• RECORDED INFORMATION:
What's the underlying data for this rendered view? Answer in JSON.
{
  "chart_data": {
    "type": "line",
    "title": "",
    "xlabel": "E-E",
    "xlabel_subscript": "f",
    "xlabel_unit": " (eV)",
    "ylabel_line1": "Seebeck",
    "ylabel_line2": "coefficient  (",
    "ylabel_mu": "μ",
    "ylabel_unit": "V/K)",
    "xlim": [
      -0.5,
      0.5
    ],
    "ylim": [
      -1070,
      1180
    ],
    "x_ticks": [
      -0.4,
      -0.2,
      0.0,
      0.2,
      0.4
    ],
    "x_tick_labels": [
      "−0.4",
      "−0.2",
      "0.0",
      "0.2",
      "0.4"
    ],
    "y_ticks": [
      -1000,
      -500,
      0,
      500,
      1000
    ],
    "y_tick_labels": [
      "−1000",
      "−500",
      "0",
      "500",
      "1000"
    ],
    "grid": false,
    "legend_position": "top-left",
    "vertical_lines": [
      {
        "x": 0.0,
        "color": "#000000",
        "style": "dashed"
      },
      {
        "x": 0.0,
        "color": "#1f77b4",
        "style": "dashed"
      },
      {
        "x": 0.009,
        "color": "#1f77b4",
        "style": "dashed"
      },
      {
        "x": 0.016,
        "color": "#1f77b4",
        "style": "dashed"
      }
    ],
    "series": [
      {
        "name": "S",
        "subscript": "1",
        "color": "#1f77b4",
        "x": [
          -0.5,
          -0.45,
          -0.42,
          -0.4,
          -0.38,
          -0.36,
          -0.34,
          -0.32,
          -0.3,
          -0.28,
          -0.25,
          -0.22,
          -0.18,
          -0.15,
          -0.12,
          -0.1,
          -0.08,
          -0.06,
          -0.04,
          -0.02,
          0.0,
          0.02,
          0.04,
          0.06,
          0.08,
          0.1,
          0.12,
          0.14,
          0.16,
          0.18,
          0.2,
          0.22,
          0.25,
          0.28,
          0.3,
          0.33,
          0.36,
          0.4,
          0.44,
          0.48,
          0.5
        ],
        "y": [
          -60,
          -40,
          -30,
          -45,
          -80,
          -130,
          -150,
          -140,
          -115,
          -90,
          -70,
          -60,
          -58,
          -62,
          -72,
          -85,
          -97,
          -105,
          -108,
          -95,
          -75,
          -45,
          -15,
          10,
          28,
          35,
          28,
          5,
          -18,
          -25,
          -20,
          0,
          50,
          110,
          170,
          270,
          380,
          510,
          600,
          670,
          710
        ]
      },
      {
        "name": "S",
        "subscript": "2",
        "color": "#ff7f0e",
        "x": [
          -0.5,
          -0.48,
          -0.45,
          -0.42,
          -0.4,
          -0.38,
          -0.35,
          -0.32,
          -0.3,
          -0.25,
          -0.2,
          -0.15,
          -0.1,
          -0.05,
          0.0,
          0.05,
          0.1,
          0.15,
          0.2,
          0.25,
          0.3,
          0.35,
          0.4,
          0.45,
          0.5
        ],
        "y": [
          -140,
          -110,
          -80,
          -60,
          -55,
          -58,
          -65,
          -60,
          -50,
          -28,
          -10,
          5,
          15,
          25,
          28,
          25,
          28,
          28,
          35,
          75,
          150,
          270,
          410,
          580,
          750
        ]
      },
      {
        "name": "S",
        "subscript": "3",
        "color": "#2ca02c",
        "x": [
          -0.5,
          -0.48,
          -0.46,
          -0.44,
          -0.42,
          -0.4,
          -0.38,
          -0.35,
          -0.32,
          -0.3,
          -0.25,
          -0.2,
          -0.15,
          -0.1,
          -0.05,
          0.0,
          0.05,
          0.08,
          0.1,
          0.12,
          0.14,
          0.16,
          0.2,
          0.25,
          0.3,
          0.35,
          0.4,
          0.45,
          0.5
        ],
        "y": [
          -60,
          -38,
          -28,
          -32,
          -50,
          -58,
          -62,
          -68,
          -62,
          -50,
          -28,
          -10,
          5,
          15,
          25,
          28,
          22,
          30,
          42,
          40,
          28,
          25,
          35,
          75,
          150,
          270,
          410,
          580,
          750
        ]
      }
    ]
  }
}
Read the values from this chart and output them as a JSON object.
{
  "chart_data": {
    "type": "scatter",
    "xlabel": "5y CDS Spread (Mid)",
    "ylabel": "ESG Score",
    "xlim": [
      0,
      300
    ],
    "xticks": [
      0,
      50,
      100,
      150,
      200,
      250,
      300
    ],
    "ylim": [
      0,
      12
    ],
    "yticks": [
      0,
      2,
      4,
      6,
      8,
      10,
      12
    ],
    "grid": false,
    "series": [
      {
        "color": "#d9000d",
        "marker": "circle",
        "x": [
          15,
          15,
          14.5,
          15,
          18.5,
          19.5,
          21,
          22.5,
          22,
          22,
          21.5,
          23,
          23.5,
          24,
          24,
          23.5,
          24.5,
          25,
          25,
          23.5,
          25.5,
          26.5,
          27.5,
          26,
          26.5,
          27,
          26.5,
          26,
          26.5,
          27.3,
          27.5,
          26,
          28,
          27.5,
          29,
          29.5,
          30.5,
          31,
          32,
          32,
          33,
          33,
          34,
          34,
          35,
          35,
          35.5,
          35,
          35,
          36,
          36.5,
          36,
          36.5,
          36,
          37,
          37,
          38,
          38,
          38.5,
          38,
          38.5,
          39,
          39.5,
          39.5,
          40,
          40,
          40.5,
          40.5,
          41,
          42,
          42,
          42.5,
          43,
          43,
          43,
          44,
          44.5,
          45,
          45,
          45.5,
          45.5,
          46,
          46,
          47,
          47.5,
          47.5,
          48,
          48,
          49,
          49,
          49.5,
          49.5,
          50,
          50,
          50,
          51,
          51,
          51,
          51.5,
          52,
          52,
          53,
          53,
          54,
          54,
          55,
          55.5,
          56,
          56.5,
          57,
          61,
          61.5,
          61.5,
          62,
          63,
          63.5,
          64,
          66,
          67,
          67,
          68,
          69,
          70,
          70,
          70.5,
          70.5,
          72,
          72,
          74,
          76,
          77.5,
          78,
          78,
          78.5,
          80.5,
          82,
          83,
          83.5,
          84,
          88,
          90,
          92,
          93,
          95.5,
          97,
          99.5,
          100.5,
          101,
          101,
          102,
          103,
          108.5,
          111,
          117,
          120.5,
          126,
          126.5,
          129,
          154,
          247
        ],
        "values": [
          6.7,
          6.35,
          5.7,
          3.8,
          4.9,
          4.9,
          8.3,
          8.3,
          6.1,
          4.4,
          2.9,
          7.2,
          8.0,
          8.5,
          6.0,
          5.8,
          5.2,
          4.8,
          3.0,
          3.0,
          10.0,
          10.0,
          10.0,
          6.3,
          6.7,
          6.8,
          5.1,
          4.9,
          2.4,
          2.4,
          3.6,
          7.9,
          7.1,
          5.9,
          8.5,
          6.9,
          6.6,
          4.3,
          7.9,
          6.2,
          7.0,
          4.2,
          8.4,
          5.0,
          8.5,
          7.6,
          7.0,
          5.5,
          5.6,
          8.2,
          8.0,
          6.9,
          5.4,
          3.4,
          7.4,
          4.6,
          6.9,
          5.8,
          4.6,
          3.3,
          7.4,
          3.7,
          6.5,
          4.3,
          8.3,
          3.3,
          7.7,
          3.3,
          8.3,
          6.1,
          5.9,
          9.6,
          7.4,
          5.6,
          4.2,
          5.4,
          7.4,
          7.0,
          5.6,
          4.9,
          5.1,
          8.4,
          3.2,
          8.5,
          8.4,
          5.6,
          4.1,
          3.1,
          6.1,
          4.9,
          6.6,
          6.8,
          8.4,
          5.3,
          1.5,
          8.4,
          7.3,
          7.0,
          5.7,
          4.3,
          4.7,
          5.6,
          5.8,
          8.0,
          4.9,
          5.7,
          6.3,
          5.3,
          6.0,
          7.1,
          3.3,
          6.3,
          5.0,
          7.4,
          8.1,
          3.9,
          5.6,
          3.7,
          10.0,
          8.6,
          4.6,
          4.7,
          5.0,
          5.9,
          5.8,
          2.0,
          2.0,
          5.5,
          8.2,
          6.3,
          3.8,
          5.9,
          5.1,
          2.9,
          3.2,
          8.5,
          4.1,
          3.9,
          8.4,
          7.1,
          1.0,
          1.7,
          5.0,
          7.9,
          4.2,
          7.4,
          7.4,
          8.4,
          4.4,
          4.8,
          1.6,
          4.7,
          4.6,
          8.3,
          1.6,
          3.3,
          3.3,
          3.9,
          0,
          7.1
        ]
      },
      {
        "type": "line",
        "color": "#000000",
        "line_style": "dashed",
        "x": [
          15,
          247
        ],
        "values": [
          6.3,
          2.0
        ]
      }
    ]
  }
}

• INSTRUCTIONS FOR THE TASK: List all lines above in which the string "this" appears.

• WRITTEN RESPONSE:
What's the underlying data for this rendered view? Answer in JSON.
Read the values from this chart and output them as a JSON object.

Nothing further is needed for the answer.